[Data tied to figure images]
-=-=-=-=-

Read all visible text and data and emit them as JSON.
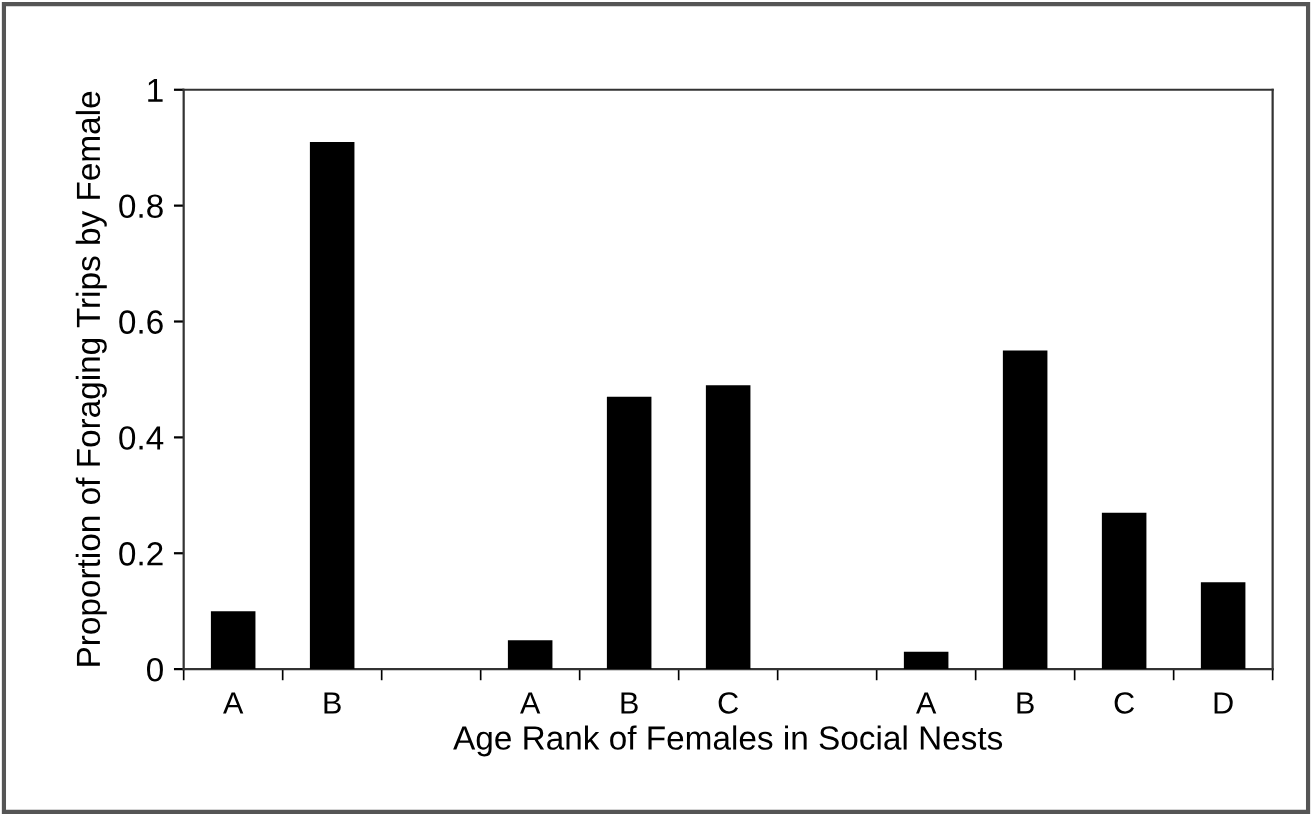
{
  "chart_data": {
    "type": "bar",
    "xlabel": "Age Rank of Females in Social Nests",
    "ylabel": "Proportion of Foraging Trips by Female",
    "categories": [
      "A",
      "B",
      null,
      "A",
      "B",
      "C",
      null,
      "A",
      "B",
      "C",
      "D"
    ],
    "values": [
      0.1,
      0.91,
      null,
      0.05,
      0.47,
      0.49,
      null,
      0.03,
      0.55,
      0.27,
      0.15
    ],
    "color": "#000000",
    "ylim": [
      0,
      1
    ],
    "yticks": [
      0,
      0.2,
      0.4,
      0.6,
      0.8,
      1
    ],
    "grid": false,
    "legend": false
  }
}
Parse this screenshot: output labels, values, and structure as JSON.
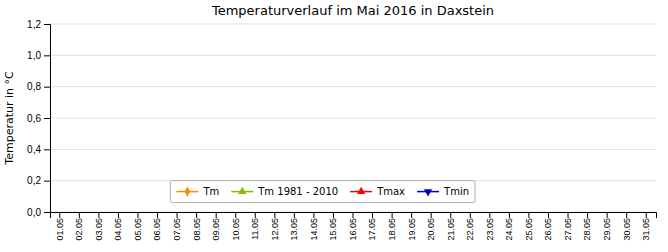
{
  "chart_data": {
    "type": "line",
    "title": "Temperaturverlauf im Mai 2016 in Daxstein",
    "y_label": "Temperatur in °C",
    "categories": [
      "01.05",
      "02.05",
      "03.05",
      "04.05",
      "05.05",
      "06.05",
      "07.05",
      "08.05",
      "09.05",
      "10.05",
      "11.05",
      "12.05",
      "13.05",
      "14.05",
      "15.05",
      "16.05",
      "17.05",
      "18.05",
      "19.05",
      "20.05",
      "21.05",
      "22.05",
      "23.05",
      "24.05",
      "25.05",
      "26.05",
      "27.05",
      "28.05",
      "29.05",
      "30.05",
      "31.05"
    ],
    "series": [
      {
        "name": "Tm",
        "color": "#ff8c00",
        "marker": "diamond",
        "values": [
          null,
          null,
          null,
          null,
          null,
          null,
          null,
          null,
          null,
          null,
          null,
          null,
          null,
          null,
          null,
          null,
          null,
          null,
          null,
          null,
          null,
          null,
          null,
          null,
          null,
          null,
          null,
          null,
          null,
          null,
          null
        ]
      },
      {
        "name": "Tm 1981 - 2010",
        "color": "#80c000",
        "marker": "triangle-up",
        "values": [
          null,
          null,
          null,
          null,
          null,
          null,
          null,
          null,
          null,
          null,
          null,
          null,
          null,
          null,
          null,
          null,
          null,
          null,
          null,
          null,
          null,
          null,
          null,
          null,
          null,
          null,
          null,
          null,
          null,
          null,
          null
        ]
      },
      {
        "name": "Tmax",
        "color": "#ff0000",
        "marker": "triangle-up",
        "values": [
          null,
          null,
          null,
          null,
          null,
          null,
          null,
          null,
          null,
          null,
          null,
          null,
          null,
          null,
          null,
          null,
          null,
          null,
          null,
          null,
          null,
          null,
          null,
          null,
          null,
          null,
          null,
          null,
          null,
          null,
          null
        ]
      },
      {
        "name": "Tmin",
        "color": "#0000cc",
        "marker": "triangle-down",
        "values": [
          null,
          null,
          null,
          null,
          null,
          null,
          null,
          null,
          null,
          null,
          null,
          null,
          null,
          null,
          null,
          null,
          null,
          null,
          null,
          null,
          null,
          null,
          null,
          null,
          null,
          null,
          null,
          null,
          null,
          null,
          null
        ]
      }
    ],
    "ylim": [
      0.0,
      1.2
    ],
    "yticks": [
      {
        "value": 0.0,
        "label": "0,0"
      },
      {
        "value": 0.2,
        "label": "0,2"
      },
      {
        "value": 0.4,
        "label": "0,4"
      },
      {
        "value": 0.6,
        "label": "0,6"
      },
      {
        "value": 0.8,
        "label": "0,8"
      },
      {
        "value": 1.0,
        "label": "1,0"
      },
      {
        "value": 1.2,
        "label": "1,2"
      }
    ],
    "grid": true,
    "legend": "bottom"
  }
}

-=-=-=-=-

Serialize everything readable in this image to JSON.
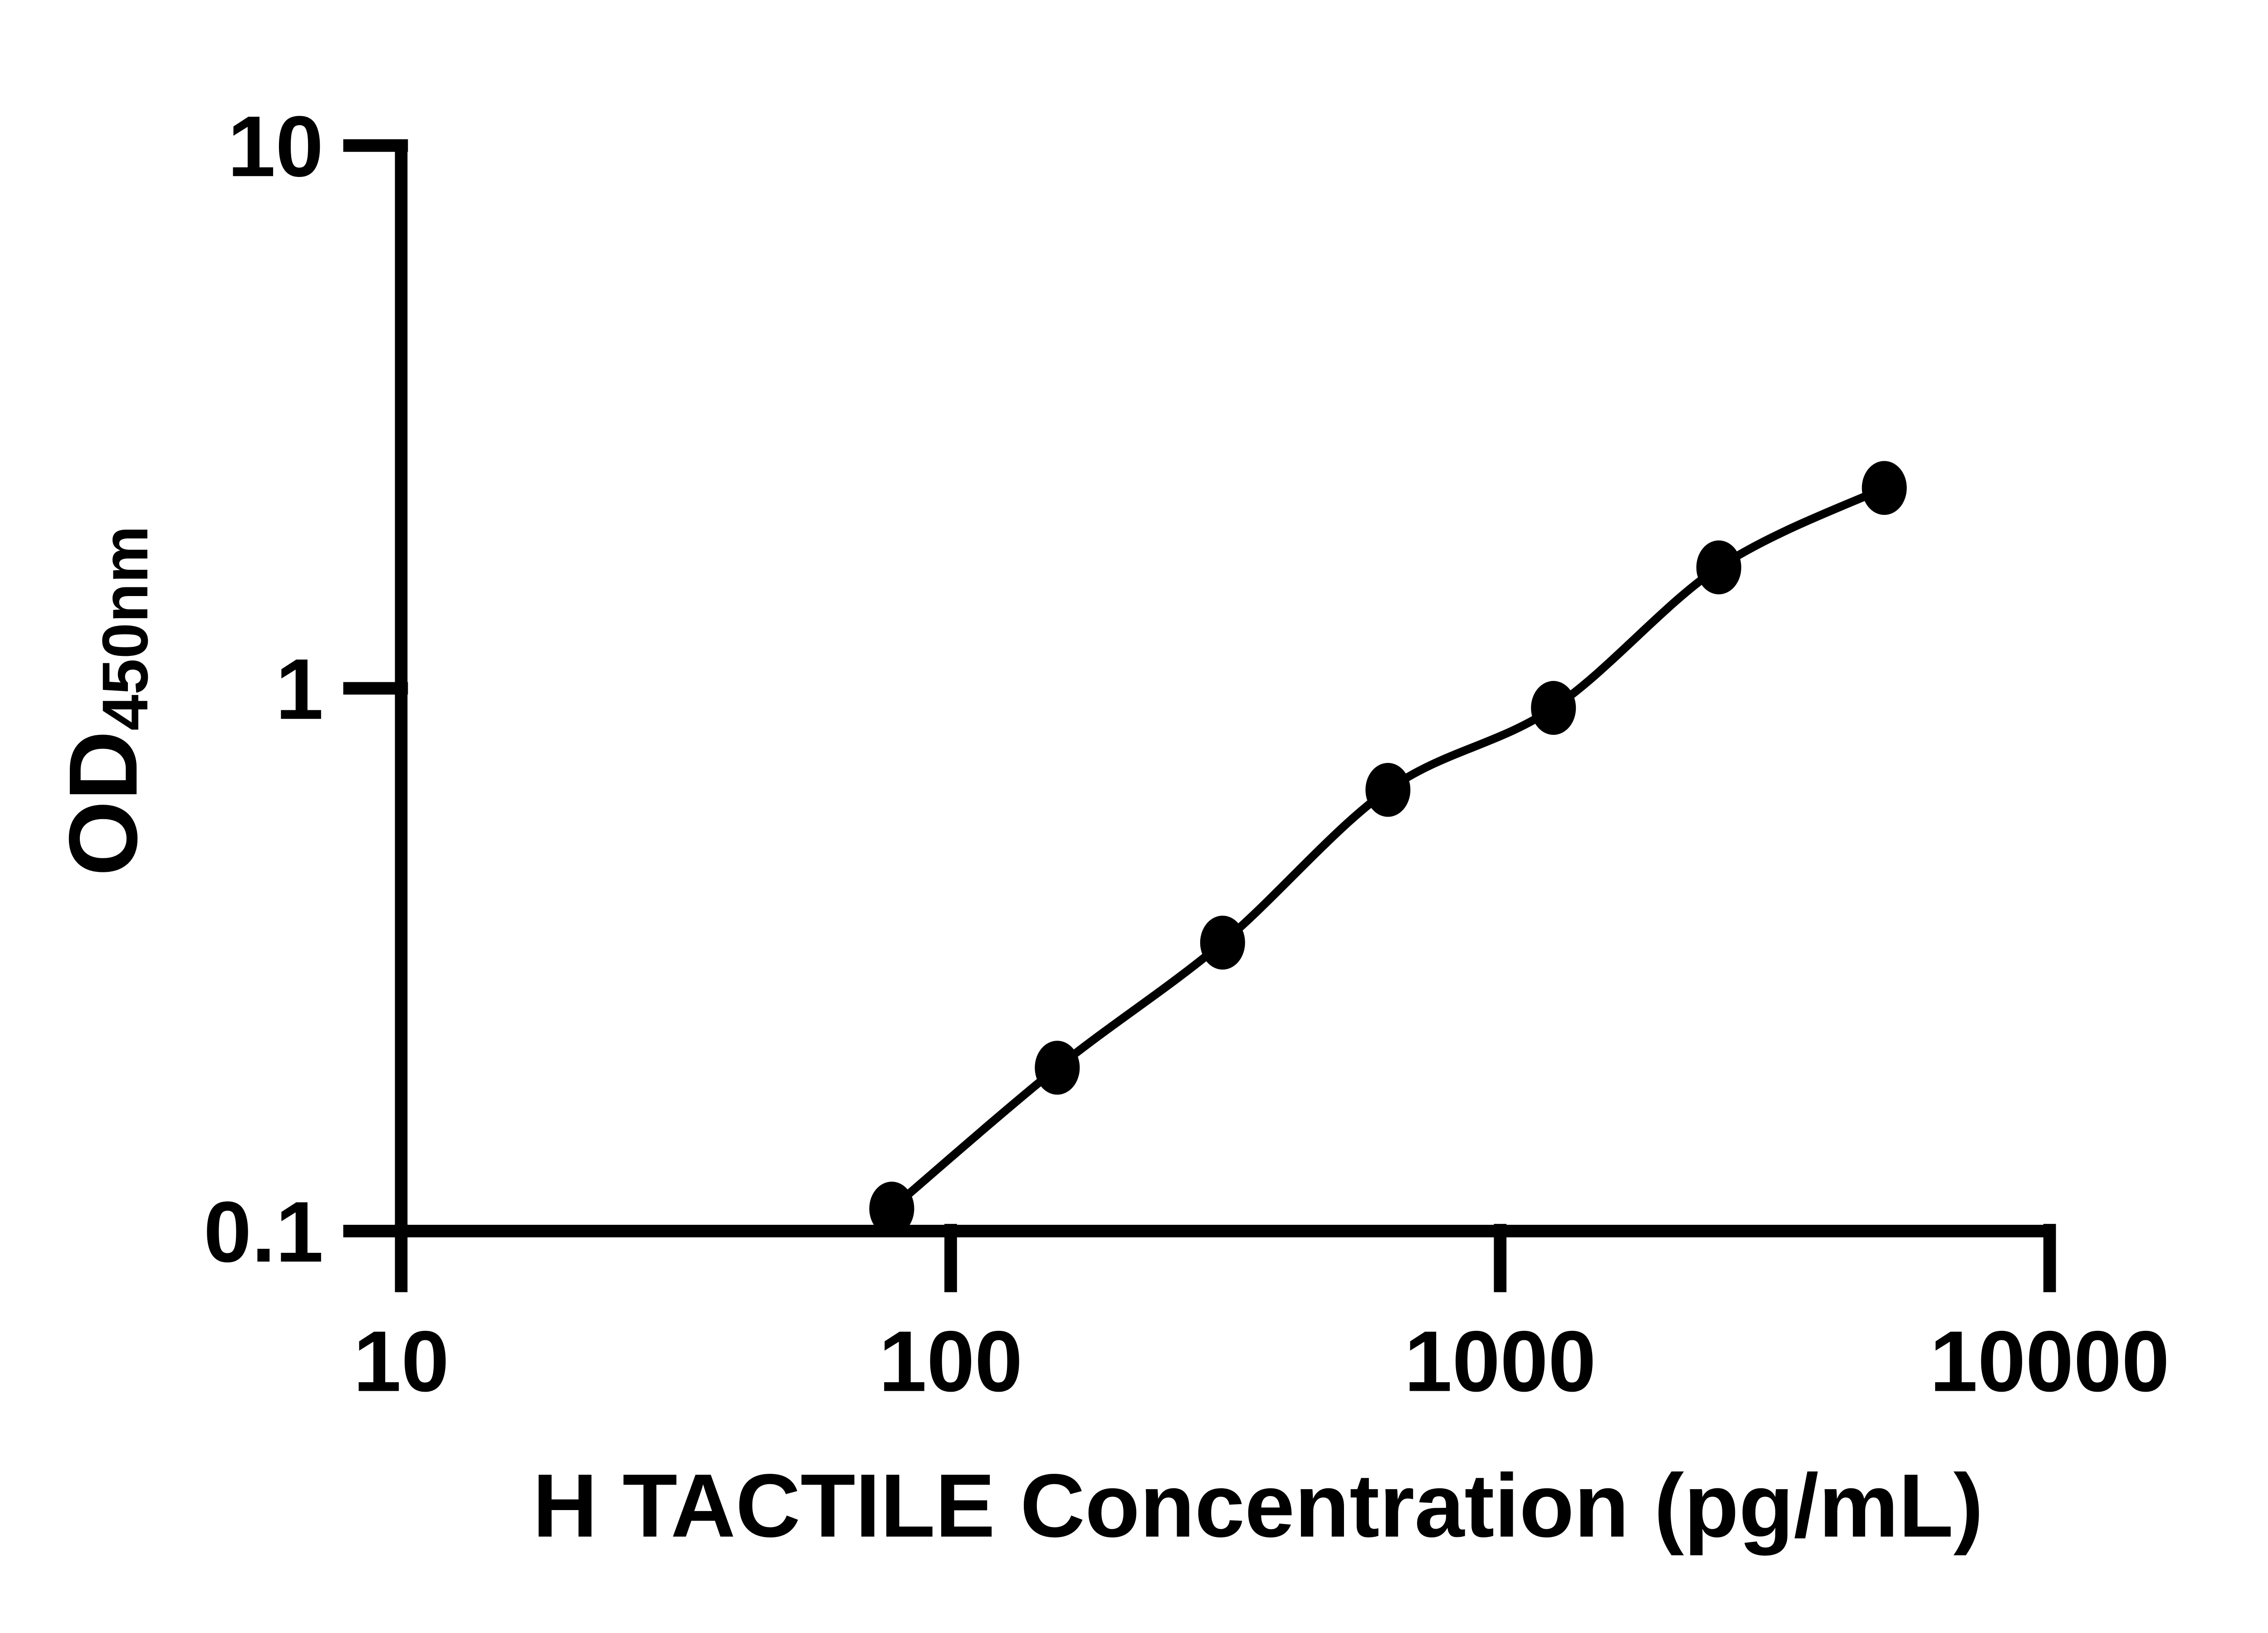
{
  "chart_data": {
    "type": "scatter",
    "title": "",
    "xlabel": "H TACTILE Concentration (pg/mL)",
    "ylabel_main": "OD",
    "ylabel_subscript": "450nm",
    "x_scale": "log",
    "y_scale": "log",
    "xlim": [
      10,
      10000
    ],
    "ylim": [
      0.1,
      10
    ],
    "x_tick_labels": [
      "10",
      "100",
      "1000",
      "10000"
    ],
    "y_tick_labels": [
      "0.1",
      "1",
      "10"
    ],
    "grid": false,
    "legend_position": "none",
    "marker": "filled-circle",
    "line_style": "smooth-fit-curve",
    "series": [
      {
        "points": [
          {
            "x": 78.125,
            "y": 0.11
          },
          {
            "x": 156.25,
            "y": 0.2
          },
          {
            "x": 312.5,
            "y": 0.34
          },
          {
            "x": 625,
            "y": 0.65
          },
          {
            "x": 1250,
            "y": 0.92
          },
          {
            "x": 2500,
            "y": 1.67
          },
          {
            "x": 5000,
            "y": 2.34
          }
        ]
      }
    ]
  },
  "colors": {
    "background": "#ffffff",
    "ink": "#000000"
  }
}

-=-=-=-=-

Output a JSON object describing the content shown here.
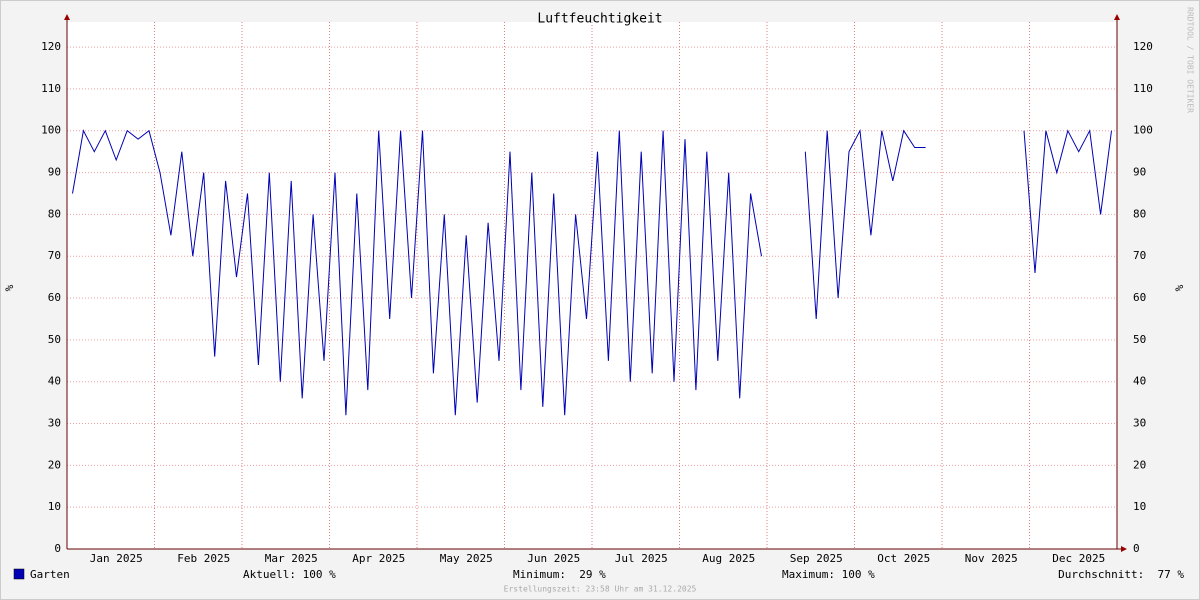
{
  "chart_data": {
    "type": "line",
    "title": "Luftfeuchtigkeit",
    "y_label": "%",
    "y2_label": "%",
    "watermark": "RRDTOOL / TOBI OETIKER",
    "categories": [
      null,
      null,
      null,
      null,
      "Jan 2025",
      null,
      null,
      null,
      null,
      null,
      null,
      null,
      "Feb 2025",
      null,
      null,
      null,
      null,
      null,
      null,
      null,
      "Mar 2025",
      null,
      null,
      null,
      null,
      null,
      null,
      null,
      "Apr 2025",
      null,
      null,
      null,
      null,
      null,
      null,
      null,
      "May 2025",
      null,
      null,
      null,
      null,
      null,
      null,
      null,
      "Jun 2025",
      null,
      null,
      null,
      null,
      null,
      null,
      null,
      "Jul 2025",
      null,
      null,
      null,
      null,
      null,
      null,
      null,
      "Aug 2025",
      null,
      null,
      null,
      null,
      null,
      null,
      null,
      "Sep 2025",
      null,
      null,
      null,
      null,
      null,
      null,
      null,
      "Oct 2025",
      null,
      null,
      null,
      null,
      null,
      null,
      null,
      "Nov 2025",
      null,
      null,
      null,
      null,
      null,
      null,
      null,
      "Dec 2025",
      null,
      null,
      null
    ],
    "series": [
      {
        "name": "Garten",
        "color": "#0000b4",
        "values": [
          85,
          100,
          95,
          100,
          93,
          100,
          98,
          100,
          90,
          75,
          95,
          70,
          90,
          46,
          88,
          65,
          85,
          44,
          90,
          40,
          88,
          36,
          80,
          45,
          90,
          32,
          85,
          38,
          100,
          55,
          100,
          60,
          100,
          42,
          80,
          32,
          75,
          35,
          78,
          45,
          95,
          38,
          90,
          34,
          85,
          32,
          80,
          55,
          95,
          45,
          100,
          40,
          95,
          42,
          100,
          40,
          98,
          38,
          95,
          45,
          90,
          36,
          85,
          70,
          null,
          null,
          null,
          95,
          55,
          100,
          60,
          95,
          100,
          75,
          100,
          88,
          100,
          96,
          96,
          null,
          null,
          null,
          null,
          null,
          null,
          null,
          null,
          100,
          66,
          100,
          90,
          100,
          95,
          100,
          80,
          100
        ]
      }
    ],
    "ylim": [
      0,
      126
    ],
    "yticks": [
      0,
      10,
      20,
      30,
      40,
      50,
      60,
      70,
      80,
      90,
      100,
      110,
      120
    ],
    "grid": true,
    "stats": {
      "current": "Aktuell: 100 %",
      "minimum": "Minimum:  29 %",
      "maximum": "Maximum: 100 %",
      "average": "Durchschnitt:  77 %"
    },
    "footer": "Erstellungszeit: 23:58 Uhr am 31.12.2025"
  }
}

-=-=-=-=-

• [The exercise]
Look through the entries and return every line where "xlabel" appears.

• [Output for this task]
    "xlabel": "Age Rank of Females in Social Nests",
    "xlabel": "H TACTILE Concentration (pg/mL)",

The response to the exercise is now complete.